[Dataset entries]
╔══

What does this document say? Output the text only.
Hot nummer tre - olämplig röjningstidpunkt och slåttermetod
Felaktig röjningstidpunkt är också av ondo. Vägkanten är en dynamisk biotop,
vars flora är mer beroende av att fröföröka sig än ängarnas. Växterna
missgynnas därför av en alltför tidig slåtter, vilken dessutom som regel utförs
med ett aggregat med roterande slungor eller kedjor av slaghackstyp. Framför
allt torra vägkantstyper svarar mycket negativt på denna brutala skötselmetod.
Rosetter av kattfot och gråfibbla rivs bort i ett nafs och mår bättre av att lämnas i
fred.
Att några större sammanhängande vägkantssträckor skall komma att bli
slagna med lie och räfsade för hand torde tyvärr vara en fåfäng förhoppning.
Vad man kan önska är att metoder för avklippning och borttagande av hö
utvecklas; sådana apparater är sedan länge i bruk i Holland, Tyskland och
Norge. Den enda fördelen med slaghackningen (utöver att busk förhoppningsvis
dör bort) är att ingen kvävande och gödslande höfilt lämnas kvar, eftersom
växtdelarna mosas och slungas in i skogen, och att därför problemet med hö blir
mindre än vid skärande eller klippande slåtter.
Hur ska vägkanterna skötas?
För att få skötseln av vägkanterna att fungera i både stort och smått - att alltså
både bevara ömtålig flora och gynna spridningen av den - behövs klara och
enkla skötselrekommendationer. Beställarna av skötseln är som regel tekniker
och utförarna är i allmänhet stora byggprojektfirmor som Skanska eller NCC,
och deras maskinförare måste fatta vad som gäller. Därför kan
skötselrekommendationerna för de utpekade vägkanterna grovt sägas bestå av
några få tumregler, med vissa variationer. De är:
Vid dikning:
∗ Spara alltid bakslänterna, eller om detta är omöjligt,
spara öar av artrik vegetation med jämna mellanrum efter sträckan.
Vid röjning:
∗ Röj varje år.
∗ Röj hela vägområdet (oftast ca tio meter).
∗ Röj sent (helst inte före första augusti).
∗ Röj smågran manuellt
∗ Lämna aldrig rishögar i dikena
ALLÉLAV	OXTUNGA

╚══

→ **Task instructions**:
From the data, collect all lines where the string "skötseln" appears.

→ **Written answer**:
För att få skötseln av vägkanterna att fungera i både stort och smått - att alltså
enkla skötselrekommendationer. Beställarna av skötseln är som regel tekniker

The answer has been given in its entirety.